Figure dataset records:
----
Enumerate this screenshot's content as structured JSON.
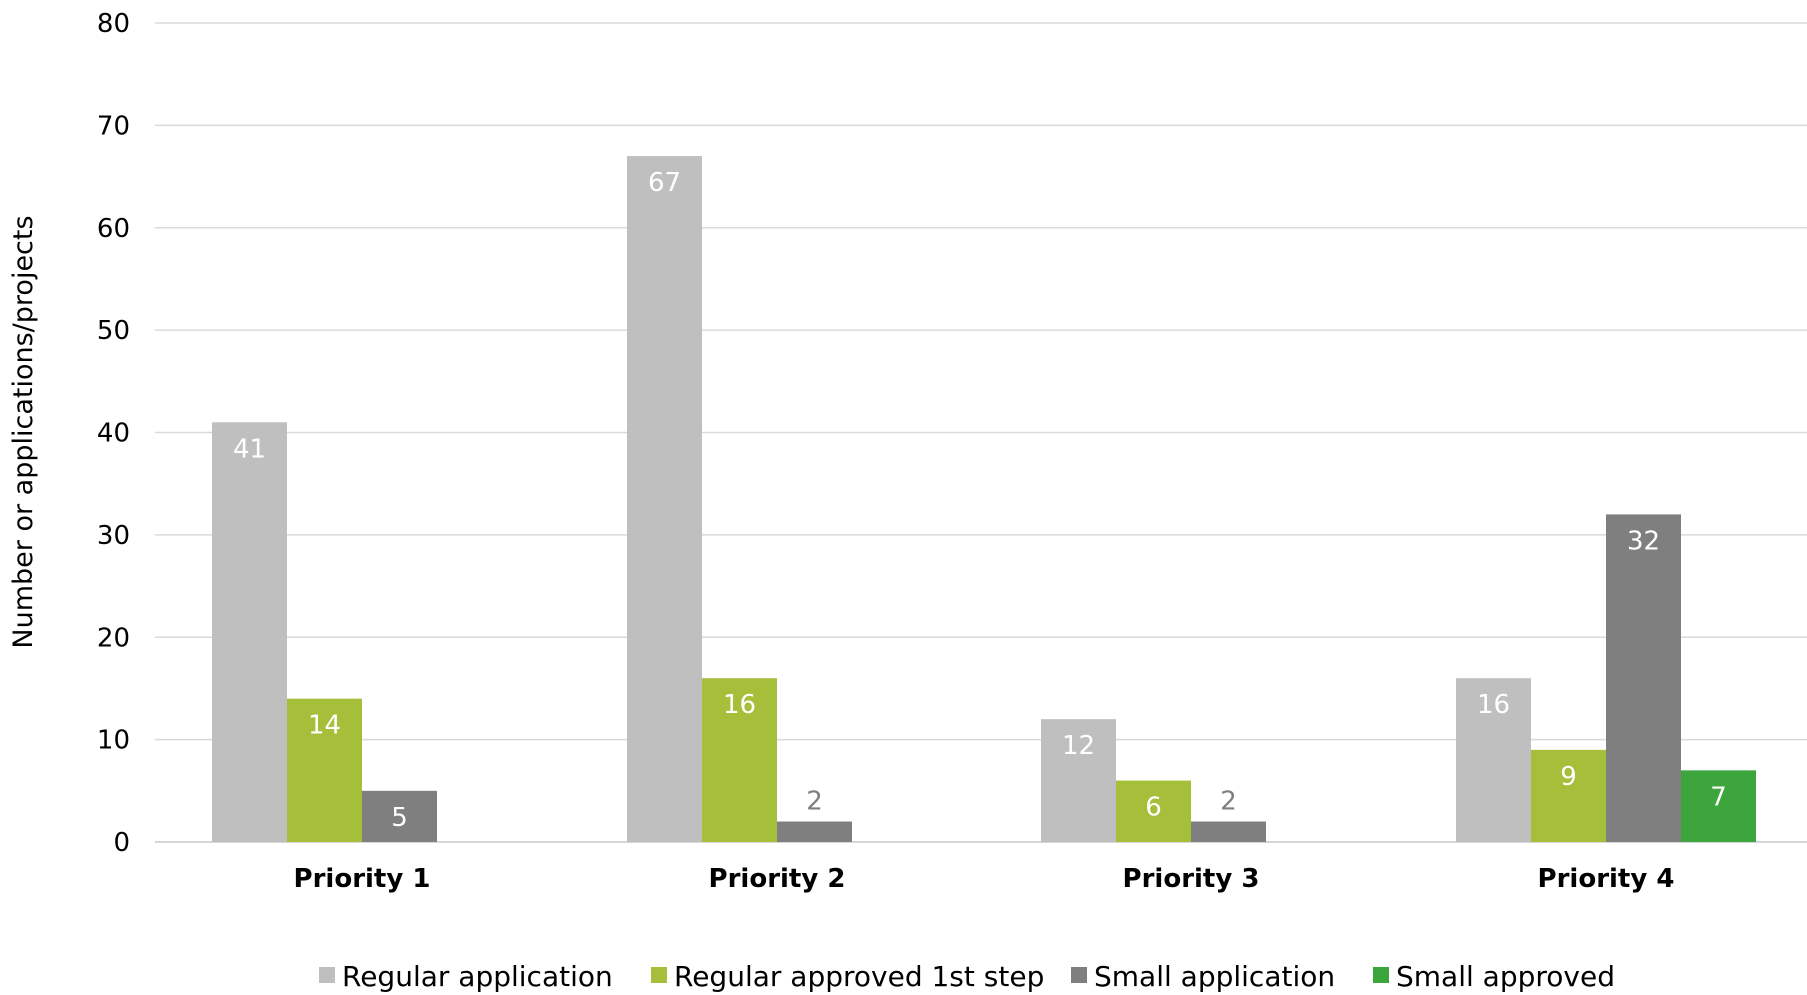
{
  "chart_data": {
    "type": "bar",
    "ylabel": "Number or applications/projects",
    "ylim": [
      0,
      80
    ],
    "yticks": [
      0,
      10,
      20,
      30,
      40,
      50,
      60,
      70,
      80
    ],
    "grid": true,
    "legend_position": "bottom",
    "categories": [
      "Priority 1",
      "Priority 2",
      "Priority 3",
      "Priority 4"
    ],
    "series": [
      {
        "name": "Regular application",
        "color": "#bfbfbf",
        "values": [
          41,
          67,
          12,
          16
        ]
      },
      {
        "name": "Regular approved 1st step",
        "color": "#a5bf3a",
        "values": [
          14,
          16,
          6,
          9
        ]
      },
      {
        "name": "Small application",
        "color": "#7f7f7f",
        "values": [
          5,
          2,
          2,
          32
        ]
      },
      {
        "name": "Small approved",
        "color": "#3ca63c",
        "values": [
          null,
          null,
          null,
          7
        ]
      }
    ]
  }
}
----
*Problem requirements*: Check each line of the entries for the string "Priority". Copy the lines that have it.

*Task result*:
      "Priority 1",
      "Priority 2",
      "Priority 3",
      "Priority 4"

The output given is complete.